LISTED RECORDS:
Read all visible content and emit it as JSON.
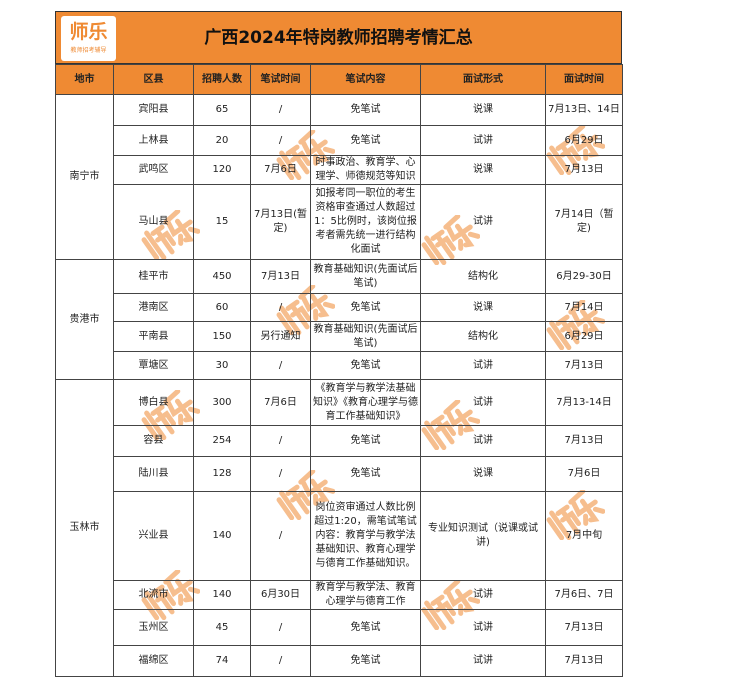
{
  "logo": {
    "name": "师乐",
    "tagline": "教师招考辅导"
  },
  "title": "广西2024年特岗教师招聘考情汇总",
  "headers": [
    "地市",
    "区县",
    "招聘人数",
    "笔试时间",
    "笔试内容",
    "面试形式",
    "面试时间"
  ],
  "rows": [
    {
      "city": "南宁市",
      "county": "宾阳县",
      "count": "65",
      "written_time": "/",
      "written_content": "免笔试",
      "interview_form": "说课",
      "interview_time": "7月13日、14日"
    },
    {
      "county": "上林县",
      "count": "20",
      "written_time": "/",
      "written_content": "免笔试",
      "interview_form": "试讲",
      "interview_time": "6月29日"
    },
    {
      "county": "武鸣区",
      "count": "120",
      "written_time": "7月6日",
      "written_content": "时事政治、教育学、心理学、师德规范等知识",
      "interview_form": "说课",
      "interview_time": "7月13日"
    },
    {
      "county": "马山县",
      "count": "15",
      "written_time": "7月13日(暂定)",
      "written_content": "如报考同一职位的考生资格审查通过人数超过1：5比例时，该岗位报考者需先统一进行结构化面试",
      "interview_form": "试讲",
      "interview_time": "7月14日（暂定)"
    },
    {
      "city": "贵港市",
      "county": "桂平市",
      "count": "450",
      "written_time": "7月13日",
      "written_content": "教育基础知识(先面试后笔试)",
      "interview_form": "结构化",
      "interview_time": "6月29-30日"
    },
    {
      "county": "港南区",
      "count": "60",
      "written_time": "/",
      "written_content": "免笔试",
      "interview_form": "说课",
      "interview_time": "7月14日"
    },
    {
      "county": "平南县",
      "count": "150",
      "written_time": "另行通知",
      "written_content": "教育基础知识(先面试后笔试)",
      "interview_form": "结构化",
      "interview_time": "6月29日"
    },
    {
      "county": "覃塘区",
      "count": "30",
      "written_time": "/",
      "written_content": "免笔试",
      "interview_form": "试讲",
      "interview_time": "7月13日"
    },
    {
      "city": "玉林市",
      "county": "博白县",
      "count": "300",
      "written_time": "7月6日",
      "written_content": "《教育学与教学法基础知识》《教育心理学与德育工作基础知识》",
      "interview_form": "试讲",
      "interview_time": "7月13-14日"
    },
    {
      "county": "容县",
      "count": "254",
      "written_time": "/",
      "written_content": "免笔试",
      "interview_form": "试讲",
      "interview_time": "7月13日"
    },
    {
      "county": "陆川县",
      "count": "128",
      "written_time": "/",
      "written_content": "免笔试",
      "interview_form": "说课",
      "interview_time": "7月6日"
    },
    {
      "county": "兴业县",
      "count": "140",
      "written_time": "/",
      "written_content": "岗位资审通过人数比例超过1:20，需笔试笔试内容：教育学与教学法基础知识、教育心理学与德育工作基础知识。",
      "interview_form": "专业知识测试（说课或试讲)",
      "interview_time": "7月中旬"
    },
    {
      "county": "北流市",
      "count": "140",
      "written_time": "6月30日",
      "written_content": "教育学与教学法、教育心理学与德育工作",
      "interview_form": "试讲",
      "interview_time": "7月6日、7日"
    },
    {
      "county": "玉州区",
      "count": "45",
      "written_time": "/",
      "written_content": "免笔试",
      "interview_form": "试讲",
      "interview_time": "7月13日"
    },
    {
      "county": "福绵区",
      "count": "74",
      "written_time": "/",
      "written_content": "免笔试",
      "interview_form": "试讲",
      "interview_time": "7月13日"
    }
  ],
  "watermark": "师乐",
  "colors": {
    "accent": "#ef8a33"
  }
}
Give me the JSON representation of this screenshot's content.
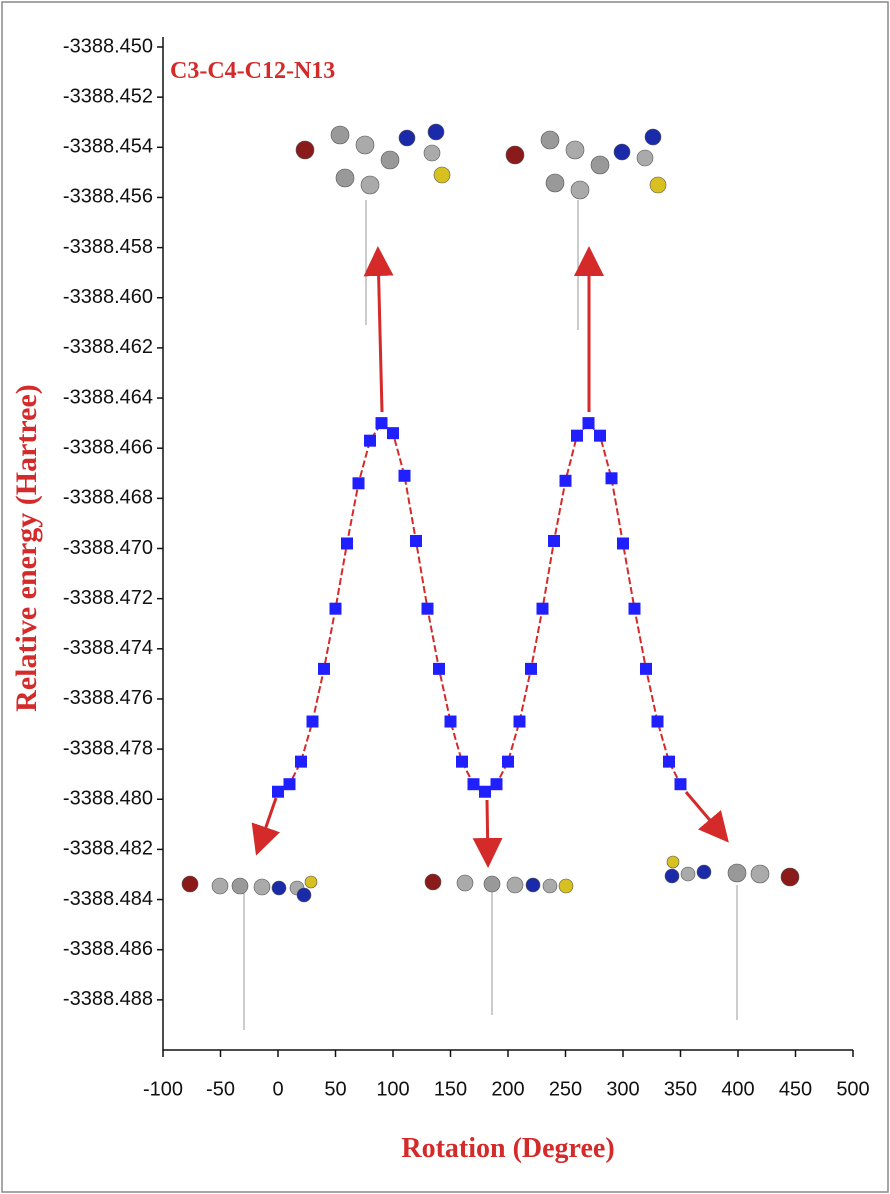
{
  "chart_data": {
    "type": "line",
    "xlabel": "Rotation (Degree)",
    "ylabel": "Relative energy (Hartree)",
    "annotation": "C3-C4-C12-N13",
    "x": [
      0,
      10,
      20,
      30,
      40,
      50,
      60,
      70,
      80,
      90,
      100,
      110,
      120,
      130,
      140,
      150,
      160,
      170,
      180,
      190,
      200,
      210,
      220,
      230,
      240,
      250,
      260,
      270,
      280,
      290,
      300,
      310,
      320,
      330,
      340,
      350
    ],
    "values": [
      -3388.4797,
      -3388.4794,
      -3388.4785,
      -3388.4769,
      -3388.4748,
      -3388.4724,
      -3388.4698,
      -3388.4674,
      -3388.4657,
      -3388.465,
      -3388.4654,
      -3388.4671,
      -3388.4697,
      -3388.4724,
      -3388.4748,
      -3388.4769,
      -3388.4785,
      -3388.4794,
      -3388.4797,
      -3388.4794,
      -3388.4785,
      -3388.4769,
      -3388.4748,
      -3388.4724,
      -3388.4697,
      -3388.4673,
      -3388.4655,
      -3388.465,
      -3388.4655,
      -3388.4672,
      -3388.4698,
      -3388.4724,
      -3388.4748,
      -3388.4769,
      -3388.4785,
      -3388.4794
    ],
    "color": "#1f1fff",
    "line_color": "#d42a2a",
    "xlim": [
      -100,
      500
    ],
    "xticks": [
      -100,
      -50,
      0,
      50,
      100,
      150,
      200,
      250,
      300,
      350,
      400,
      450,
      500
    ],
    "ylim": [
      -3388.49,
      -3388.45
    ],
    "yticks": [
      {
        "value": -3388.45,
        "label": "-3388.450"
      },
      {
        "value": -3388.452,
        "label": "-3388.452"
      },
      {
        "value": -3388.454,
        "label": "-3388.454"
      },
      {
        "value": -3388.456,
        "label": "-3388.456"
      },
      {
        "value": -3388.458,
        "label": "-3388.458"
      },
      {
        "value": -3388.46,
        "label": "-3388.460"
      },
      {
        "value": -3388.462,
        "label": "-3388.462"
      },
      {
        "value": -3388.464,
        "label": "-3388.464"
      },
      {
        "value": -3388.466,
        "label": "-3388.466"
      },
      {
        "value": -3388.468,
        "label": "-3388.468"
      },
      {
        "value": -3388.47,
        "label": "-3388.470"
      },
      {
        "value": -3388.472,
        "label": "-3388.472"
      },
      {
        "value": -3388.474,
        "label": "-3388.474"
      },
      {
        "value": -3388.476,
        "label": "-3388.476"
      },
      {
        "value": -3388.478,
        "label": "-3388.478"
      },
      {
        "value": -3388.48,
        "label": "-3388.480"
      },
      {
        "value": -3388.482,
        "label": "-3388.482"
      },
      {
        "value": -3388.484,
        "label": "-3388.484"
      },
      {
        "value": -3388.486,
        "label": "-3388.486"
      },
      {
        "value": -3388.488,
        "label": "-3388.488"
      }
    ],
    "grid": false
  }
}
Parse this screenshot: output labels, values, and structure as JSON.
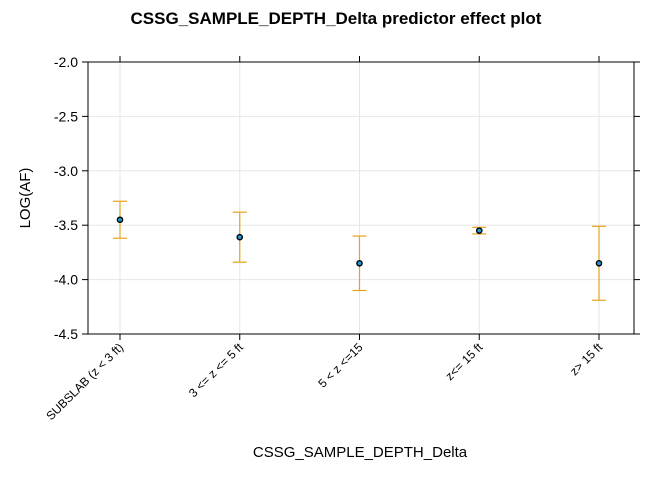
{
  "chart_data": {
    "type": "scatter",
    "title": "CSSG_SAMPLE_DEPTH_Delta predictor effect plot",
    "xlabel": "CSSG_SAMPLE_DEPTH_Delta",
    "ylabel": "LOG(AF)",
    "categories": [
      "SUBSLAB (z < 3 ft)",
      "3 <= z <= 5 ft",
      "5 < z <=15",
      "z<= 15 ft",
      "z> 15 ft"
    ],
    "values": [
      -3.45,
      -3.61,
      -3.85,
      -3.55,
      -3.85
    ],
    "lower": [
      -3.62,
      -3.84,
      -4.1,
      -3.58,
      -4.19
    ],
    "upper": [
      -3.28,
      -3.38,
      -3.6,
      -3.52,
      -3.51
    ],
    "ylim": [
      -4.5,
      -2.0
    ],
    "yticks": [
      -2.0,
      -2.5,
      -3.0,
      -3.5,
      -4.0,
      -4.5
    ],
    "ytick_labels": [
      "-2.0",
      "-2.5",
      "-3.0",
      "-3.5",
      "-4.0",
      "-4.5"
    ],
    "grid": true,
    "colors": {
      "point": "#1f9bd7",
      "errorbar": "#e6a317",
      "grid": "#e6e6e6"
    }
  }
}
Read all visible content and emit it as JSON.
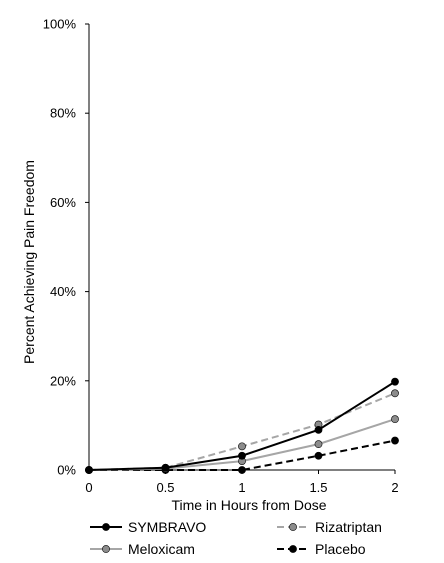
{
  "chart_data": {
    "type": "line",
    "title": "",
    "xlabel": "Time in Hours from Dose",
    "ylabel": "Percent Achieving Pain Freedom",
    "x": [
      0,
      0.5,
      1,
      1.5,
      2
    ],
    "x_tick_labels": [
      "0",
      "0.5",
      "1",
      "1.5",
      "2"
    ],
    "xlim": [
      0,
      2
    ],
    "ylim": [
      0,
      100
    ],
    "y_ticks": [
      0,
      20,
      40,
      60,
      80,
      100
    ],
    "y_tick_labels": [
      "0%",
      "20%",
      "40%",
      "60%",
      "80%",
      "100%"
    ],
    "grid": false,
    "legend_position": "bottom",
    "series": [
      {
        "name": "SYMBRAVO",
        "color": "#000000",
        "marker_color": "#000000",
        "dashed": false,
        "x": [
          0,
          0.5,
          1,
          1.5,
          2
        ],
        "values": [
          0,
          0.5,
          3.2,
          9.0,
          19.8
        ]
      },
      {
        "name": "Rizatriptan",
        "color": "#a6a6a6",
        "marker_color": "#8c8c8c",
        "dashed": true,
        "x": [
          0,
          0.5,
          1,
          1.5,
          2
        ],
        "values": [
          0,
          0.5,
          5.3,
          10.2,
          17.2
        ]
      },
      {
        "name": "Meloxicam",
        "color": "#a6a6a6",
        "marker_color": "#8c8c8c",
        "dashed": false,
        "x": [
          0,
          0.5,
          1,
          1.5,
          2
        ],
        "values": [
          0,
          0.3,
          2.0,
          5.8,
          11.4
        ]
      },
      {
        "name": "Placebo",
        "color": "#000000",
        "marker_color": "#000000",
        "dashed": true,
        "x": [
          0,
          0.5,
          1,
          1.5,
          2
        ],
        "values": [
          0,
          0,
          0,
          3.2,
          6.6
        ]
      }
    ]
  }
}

THE TASK: Report only the number of lines that hold the string "grid" in this listing.

RESULT OF THIS TASK: 4